▶ EXERCISE INSTRUCTIONS
Show each line of the listing that contains the string "astat", matching case exactly.

─── ENTRIES SUPPLIED

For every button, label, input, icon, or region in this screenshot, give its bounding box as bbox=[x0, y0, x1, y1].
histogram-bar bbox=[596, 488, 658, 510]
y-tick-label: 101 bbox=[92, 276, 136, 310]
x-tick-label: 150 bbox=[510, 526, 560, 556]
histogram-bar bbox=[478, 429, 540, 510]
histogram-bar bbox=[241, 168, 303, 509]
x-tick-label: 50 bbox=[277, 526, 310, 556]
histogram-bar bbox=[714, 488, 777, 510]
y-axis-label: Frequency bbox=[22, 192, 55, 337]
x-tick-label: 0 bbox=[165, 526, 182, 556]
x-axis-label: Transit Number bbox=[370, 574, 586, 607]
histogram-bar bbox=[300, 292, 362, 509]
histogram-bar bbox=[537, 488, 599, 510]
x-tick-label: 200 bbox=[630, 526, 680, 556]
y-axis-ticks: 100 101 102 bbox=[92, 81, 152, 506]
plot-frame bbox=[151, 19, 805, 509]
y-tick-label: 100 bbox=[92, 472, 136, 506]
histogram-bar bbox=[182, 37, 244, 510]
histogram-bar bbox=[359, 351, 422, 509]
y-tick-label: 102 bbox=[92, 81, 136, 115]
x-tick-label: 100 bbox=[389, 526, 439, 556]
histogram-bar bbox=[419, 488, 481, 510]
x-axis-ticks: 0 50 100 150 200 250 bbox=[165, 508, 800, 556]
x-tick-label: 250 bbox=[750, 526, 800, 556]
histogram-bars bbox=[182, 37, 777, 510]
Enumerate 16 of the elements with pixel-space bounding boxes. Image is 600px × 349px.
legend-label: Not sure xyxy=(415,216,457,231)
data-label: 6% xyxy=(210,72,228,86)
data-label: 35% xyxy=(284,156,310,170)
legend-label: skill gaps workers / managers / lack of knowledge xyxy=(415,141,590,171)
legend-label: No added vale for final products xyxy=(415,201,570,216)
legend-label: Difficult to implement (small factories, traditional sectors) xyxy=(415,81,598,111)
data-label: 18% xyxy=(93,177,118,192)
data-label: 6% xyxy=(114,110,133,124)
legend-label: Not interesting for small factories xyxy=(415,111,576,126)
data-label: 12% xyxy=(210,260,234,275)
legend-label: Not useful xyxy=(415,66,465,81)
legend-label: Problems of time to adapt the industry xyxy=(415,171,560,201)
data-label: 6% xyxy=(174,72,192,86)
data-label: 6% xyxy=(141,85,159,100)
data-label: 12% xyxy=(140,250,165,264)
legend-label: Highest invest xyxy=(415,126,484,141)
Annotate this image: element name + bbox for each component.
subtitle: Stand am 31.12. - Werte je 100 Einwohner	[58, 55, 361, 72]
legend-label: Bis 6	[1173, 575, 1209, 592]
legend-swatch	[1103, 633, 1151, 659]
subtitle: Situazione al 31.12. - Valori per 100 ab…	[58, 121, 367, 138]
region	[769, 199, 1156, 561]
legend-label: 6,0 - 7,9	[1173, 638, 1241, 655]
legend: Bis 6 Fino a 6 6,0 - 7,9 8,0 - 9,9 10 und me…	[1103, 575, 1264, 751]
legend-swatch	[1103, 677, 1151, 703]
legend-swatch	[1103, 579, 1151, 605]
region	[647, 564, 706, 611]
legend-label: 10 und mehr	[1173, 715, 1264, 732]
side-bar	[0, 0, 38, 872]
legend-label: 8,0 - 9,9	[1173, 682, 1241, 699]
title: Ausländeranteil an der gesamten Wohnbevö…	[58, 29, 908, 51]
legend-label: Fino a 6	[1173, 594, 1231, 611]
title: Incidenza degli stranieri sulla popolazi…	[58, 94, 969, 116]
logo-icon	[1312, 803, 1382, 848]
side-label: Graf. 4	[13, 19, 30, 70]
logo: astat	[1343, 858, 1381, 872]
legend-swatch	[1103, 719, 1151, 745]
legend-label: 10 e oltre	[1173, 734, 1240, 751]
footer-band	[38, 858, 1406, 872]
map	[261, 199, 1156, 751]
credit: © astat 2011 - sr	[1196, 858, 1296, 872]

──────

▶ WORKED ANSWER
logo: astat	[1343, 858, 1381, 872]
credit: © astat 2011 - sr	[1196, 858, 1296, 872]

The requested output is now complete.